**Task**. From the entries below, gather each line containing the word "icon".

[Extracted data entries]

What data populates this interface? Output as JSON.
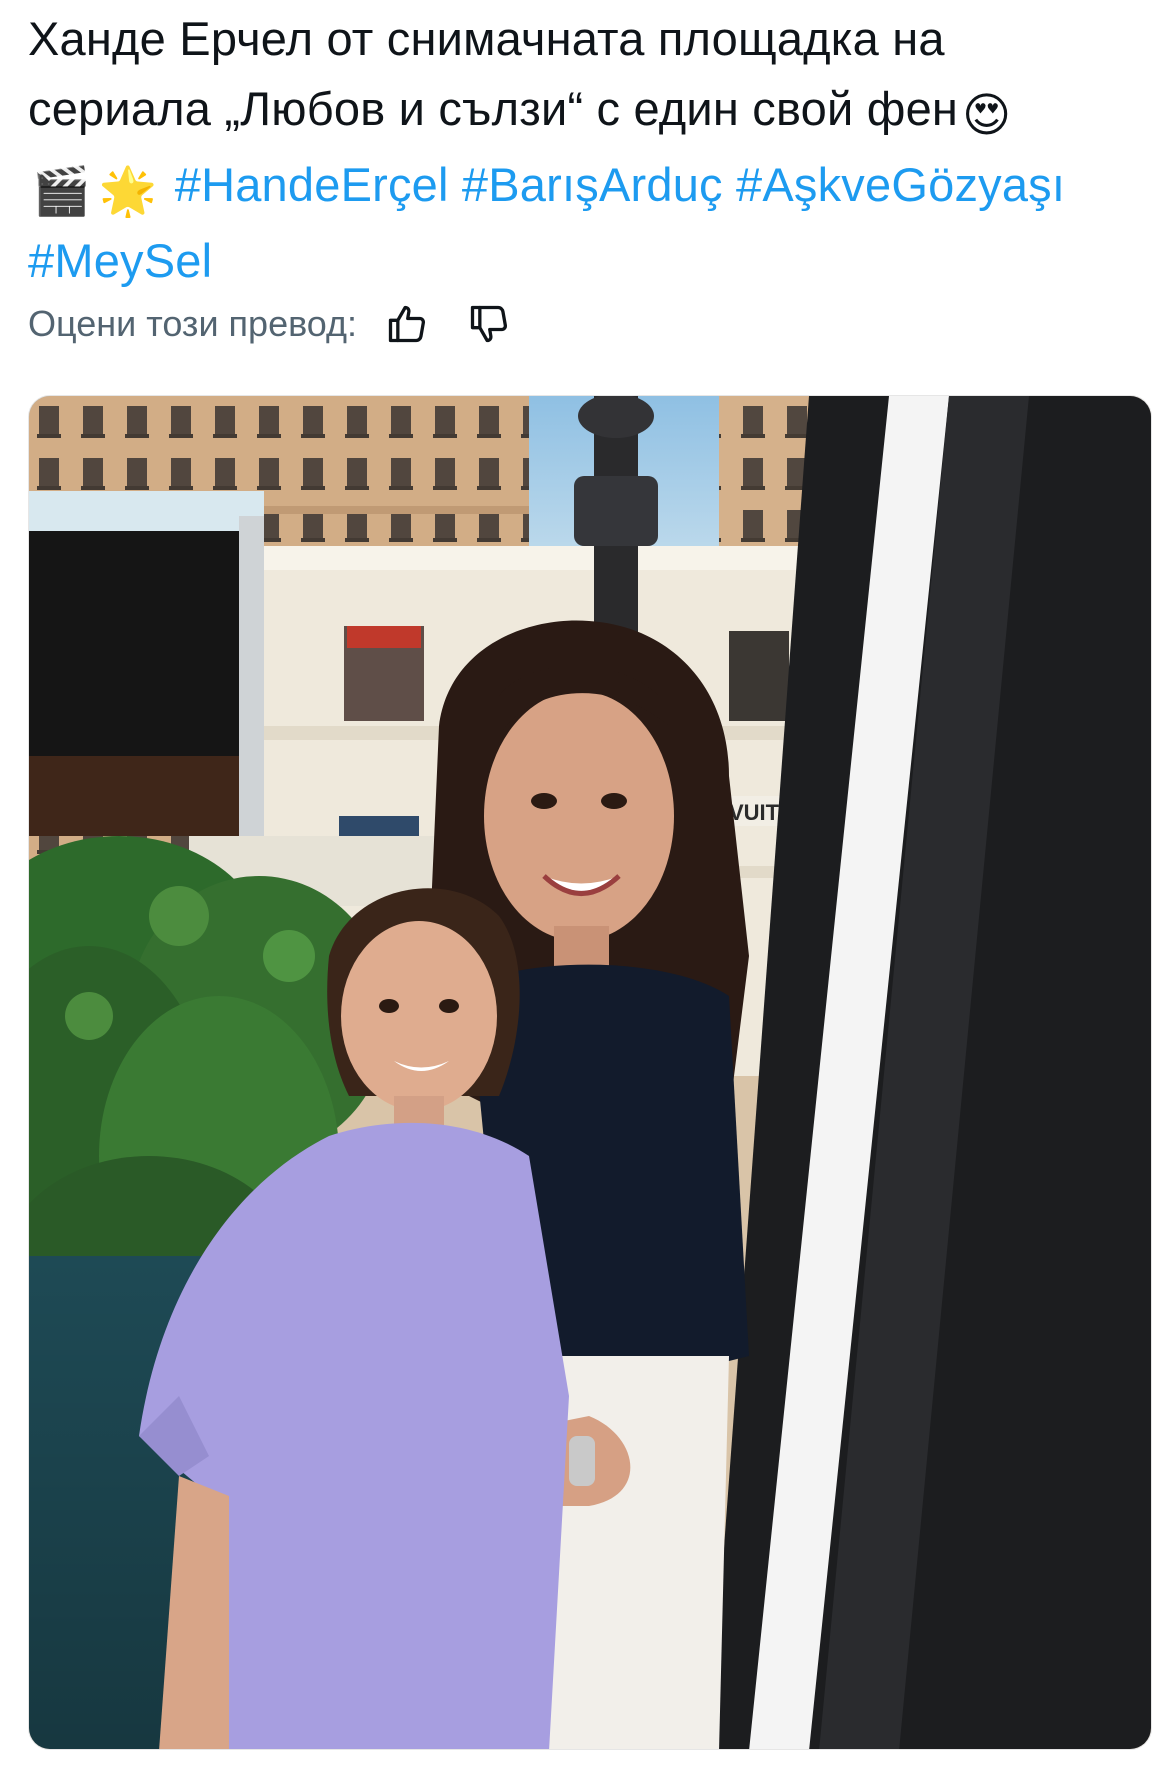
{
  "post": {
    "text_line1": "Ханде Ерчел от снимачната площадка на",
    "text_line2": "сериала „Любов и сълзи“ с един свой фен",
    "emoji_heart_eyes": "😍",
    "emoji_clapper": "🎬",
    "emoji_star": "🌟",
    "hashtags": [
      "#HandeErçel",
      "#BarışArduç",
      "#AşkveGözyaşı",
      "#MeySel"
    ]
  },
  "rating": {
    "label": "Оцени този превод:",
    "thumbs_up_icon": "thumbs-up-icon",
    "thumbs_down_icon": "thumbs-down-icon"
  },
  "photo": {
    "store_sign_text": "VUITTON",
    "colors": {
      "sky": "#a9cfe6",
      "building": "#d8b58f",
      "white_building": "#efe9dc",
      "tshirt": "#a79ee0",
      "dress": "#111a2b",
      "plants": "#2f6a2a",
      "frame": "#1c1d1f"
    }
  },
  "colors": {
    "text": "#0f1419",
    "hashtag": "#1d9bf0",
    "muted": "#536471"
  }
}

**Result of the task**.
    "thumbs_up_icon": "thumbs-up-icon",
    "thumbs_down_icon": "thumbs-down-icon"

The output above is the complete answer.